Set down each record exactly as written.
★ ★ ★ ★ ★
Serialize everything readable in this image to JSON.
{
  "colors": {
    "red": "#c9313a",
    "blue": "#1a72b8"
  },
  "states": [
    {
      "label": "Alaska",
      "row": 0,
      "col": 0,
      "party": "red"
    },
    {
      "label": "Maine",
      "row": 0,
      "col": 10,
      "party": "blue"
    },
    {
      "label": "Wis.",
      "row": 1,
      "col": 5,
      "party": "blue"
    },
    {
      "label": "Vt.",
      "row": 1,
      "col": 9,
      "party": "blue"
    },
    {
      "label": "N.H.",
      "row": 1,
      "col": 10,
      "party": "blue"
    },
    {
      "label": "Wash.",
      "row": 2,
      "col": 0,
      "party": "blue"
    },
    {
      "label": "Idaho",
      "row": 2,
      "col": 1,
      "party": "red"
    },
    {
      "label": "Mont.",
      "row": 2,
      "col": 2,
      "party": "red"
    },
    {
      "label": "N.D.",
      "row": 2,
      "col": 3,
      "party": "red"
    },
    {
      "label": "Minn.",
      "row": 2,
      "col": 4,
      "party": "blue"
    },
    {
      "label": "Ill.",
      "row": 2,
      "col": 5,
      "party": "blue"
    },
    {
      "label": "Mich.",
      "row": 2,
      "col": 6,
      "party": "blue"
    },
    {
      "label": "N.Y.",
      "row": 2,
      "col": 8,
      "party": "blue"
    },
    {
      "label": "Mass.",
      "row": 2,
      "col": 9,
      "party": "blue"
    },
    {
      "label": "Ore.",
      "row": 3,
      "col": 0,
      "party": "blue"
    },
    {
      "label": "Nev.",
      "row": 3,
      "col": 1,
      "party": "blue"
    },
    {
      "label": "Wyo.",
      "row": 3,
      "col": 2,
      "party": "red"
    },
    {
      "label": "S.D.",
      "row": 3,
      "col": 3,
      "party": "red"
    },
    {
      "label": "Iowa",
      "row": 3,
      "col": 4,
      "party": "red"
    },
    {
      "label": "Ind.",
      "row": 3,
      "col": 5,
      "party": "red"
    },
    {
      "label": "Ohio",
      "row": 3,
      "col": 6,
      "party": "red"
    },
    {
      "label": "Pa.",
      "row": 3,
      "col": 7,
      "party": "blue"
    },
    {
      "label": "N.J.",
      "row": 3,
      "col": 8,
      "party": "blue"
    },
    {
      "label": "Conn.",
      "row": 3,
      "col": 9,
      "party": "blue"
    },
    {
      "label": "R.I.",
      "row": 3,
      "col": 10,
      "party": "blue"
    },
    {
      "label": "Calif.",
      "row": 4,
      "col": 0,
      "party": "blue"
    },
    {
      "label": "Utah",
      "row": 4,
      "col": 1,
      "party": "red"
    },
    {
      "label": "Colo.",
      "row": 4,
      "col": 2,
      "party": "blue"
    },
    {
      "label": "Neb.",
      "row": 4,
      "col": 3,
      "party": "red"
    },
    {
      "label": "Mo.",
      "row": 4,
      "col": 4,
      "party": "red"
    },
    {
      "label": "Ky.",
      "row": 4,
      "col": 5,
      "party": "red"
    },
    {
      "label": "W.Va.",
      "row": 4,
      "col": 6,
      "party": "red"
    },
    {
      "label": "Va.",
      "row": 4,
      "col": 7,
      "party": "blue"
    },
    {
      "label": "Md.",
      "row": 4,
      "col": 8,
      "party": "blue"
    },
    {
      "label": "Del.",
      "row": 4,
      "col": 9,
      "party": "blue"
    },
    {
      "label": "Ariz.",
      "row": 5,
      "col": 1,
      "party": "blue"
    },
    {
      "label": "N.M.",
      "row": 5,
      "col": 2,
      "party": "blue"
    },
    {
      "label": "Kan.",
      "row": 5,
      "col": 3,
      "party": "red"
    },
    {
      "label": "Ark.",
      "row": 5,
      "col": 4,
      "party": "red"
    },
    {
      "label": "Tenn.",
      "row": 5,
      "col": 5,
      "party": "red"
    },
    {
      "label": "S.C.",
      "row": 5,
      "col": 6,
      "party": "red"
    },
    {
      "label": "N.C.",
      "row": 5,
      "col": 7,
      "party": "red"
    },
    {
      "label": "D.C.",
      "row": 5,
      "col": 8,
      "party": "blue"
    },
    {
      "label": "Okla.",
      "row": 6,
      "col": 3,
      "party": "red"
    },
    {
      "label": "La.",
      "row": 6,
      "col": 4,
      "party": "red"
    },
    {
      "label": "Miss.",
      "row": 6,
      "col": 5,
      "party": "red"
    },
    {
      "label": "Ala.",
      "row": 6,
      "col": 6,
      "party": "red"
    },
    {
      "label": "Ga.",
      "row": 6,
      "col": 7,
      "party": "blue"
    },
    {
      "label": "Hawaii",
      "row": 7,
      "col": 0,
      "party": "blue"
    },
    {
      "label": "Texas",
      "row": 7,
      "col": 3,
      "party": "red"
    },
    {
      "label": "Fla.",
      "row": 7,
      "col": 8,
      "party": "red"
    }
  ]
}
★ ★ ★ ★ ★
- EXERCISE RESPONSE -
Serialize everything readable in this image to JSON.
{
  "colors": {
    "red": "#c9313a",
    "blue": "#1a72b8"
  },
  "states": [
    {
      "label": "Alaska",
      "row": 0,
      "col": 0,
      "party": "red"
    },
    {
      "label": "Maine",
      "row": 0,
      "col": 10,
      "party": "blue"
    },
    {
      "label": "Wis.",
      "row": 1,
      "col": 5,
      "party": "blue"
    },
    {
      "label": "Vt.",
      "row": 1,
      "col": 9,
      "party": "blue"
    },
    {
      "label": "N.H.",
      "row": 1,
      "col": 10,
      "party": "blue"
    },
    {
      "label": "Wash.",
      "row": 2,
      "col": 0,
      "party": "blue"
    },
    {
      "label": "Idaho",
      "row": 2,
      "col": 1,
      "party": "red"
    },
    {
      "label": "Mont.",
      "row": 2,
      "col": 2,
      "party": "red"
    },
    {
      "label": "N.D.",
      "row": 2,
      "col": 3,
      "party": "red"
    },
    {
      "label": "Minn.",
      "row": 2,
      "col": 4,
      "party": "blue"
    },
    {
      "label": "Ill.",
      "row": 2,
      "col": 5,
      "party": "blue"
    },
    {
      "label": "Mich.",
      "row": 2,
      "col": 6,
      "party": "blue"
    },
    {
      "label": "N.Y.",
      "row": 2,
      "col": 8,
      "party": "blue"
    },
    {
      "label": "Mass.",
      "row": 2,
      "col": 9,
      "party": "blue"
    },
    {
      "label": "Ore.",
      "row": 3,
      "col": 0,
      "party": "blue"
    },
    {
      "label": "Nev.",
      "row": 3,
      "col": 1,
      "party": "blue"
    },
    {
      "label": "Wyo.",
      "row": 3,
      "col": 2,
      "party": "red"
    },
    {
      "label": "S.D.",
      "row": 3,
      "col": 3,
      "party": "red"
    },
    {
      "label": "Iowa",
      "row": 3,
      "col": 4,
      "party": "red"
    },
    {
      "label": "Ind.",
      "row": 3,
      "col": 5,
      "party": "red"
    },
    {
      "label": "Ohio",
      "row": 3,
      "col": 6,
      "party": "red"
    },
    {
      "label": "Pa.",
      "row": 3,
      "col": 7,
      "party": "blue"
    },
    {
      "label": "N.J.",
      "row": 3,
      "col": 8,
      "party": "blue"
    },
    {
      "label": "Conn.",
      "row": 3,
      "col": 9,
      "party": "blue"
    },
    {
      "label": "R.I.",
      "row": 3,
      "col": 10,
      "party": "blue"
    },
    {
      "label": "Calif.",
      "row": 4,
      "col": 0,
      "party": "blue"
    },
    {
      "label": "Utah",
      "row": 4,
      "col": 1,
      "party": "red"
    },
    {
      "label": "Colo.",
      "row": 4,
      "col": 2,
      "party": "blue"
    },
    {
      "label": "Neb.",
      "row": 4,
      "col": 3,
      "party": "red"
    },
    {
      "label": "Mo.",
      "row": 4,
      "col": 4,
      "party": "red"
    },
    {
      "label": "Ky.",
      "row": 4,
      "col": 5,
      "party": "red"
    },
    {
      "label": "W.Va.",
      "row": 4,
      "col": 6,
      "party": "red"
    },
    {
      "label": "Va.",
      "row": 4,
      "col": 7,
      "party": "blue"
    },
    {
      "label": "Md.",
      "row": 4,
      "col": 8,
      "party": "blue"
    },
    {
      "label": "Del.",
      "row": 4,
      "col": 9,
      "party": "blue"
    },
    {
      "label": "Ariz.",
      "row": 5,
      "col": 1,
      "party": "blue"
    },
    {
      "label": "N.M.",
      "row": 5,
      "col": 2,
      "party": "blue"
    },
    {
      "label": "Kan.",
      "row": 5,
      "col": 3,
      "party": "red"
    },
    {
      "label": "Ark.",
      "row": 5,
      "col": 4,
      "party": "red"
    },
    {
      "label": "Tenn.",
      "row": 5,
      "col": 5,
      "party": "red"
    },
    {
      "label": "S.C.",
      "row": 5,
      "col": 6,
      "party": "red"
    },
    {
      "label": "N.C.",
      "row": 5,
      "col": 7,
      "party": "red"
    },
    {
      "label": "D.C.",
      "row": 5,
      "col": 8,
      "party": "blue"
    },
    {
      "label": "Okla.",
      "row": 6,
      "col": 3,
      "party": "red"
    },
    {
      "label": "La.",
      "row": 6,
      "col": 4,
      "party": "red"
    },
    {
      "label": "Miss.",
      "row": 6,
      "col": 5,
      "party": "red"
    },
    {
      "label": "Ala.",
      "row": 6,
      "col": 6,
      "party": "red"
    },
    {
      "label": "Ga.",
      "row": 6,
      "col": 7,
      "party": "blue"
    },
    {
      "label": "Hawaii",
      "row": 7,
      "col": 0,
      "party": "blue"
    },
    {
      "label": "Texas",
      "row": 7,
      "col": 3,
      "party": "red"
    },
    {
      "label": "Fla.",
      "row": 7,
      "col": 8,
      "party": "red"
    }
  ]
}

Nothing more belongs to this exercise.